* start *
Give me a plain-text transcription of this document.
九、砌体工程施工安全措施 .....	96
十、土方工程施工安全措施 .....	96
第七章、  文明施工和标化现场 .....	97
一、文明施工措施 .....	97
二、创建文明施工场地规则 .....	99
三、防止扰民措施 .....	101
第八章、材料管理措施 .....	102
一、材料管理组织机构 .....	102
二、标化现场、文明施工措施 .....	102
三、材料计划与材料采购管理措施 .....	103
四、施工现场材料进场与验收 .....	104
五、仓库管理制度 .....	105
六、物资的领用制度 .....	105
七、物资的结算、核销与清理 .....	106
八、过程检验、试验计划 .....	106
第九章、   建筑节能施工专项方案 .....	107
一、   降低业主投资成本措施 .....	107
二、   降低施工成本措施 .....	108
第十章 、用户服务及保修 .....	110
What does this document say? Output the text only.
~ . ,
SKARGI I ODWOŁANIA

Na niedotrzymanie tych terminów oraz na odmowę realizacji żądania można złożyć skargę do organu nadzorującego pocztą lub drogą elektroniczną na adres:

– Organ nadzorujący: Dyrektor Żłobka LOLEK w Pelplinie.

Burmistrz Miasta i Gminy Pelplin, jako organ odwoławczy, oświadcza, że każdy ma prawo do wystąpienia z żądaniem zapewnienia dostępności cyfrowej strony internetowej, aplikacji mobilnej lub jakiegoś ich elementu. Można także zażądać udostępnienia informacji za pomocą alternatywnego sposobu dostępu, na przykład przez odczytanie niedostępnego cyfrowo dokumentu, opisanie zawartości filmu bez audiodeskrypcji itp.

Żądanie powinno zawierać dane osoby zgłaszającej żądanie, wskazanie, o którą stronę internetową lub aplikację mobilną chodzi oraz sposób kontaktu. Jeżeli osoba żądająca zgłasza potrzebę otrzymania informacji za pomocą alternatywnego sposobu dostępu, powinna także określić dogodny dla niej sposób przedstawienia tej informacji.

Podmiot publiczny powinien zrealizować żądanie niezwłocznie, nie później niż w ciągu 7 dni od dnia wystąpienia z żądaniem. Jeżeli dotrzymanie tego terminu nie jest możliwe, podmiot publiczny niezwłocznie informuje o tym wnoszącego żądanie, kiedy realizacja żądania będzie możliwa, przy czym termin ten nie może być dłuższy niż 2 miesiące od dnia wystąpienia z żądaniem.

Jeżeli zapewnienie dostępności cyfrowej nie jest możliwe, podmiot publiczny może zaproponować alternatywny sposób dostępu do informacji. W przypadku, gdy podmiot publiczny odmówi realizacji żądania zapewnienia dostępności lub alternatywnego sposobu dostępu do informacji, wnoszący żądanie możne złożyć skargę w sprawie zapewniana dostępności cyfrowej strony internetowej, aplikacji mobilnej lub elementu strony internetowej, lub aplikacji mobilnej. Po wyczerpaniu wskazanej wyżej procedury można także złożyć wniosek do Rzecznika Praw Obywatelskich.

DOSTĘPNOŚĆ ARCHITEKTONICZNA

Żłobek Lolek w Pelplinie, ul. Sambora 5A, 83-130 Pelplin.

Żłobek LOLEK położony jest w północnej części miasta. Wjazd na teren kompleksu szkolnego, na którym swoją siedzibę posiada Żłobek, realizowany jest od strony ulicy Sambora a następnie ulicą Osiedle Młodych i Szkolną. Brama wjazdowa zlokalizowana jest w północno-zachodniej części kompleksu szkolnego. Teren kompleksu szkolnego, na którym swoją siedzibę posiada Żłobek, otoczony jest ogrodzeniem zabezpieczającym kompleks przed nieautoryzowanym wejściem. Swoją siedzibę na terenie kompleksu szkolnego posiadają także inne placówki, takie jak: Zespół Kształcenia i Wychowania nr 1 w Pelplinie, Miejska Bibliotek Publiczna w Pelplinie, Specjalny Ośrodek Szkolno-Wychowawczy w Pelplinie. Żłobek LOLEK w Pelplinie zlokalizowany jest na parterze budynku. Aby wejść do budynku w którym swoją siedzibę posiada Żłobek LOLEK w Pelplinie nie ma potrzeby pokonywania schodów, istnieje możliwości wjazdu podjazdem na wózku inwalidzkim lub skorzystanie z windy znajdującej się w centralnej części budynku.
* end *
**What you have to do:** Using the listing above, please repeat every entry exactly.

**Solution to this problem:**
Give me a plain-text transcription of this document.
九、砌体工程施工安全措施 .....	96
十、土方工程施工安全措施 .....	96
第七章、  文明施工和标化现场 .....	97
一、文明施工措施 .....	97
二、创建文明施工场地规则 .....	99
三、防止扰民措施 .....	101
第八章、材料管理措施 .....	102
一、材料管理组织机构 .....	102
二、标化现场、文明施工措施 .....	102
三、材料计划与材料采购管理措施 .....	103
四、施工现场材料进场与验收 .....	104
五、仓库管理制度 .....	105
六、物资的领用制度 .....	105
七、物资的结算、核销与清理 .....	106
八、过程检验、试验计划 .....	106
第九章、   建筑节能施工专项方案 .....	107
一、   降低业主投资成本措施 .....	107
二、   降低施工成本措施 .....	108
第十章 、用户服务及保修 .....	110
What does this document say? Output the text only.
~ . ,
SKARGI I ODWOŁANIA

Na niedotrzymanie tych terminów oraz na odmowę realizacji żądania można złożyć skargę do organu nadzorującego pocztą lub drogą elektroniczną na adres:

– Organ nadzorujący: Dyrektor Żłobka LOLEK w Pelplinie.

Burmistrz Miasta i Gminy Pelplin, jako organ odwoławczy, oświadcza, że każdy ma prawo do wystąpienia z żądaniem zapewnienia dostępności cyfrowej strony internetowej, aplikacji mobilnej lub jakiegoś ich elementu. Można także zażądać udostępnienia informacji za pomocą alternatywnego sposobu dostępu, na przykład przez odczytanie niedostępnego cyfrowo dokumentu, opisanie zawartości filmu bez audiodeskrypcji itp.

Żądanie powinno zawierać dane osoby zgłaszającej żądanie, wskazanie, o którą stronę internetową lub aplikację mobilną chodzi oraz sposób kontaktu. Jeżeli osoba żądająca zgłasza potrzebę otrzymania informacji za pomocą alternatywnego sposobu dostępu, powinna także określić dogodny dla niej sposób przedstawienia tej informacji.

Podmiot publiczny powinien zrealizować żądanie niezwłocznie, nie później niż w ciągu 7 dni od dnia wystąpienia z żądaniem. Jeżeli dotrzymanie tego terminu nie jest możliwe, podmiot publiczny niezwłocznie informuje o tym wnoszącego żądanie, kiedy realizacja żądania będzie możliwa, przy czym termin ten nie może być dłuższy niż 2 miesiące od dnia wystąpienia z żądaniem.

Jeżeli zapewnienie dostępności cyfrowej nie jest możliwe, podmiot publiczny może zaproponować alternatywny sposób dostępu do informacji. W przypadku, gdy podmiot publiczny odmówi realizacji żądania zapewnienia dostępności lub alternatywnego sposobu dostępu do informacji, wnoszący żądanie możne złożyć skargę w sprawie zapewniana dostępności cyfrowej strony internetowej, aplikacji mobilnej lub elementu strony internetowej, lub aplikacji mobilnej. Po wyczerpaniu wskazanej wyżej procedury można także złożyć wniosek do Rzecznika Praw Obywatelskich.

DOSTĘPNOŚĆ ARCHITEKTONICZNA

Żłobek Lolek w Pelplinie, ul. Sambora 5A, 83-130 Pelplin.

Żłobek LOLEK położony jest w północnej części miasta. Wjazd na teren kompleksu szkolnego, na którym swoją siedzibę posiada Żłobek, realizowany jest od strony ulicy Sambora a następnie ulicą Osiedle Młodych i Szkolną. Brama wjazdowa zlokalizowana jest w północno-zachodniej części kompleksu szkolnego. Teren kompleksu szkolnego, na którym swoją siedzibę posiada Żłobek, otoczony jest ogrodzeniem zabezpieczającym kompleks przed nieautoryzowanym wejściem. Swoją siedzibę na terenie kompleksu szkolnego posiadają także inne placówki, takie jak: Zespół Kształcenia i Wychowania nr 1 w Pelplinie, Miejska Bibliotek Publiczna w Pelplinie, Specjalny Ośrodek Szkolno-Wychowawczy w Pelplinie. Żłobek LOLEK w Pelplinie zlokalizowany jest na parterze budynku. Aby wejść do budynku w którym swoją siedzibę posiada Żłobek LOLEK w Pelplinie nie ma potrzeby pokonywania schodów, istnieje możliwości wjazdu podjazdem na wózku inwalidzkim lub skorzystanie z windy znajdującej się w centralnej części budynku.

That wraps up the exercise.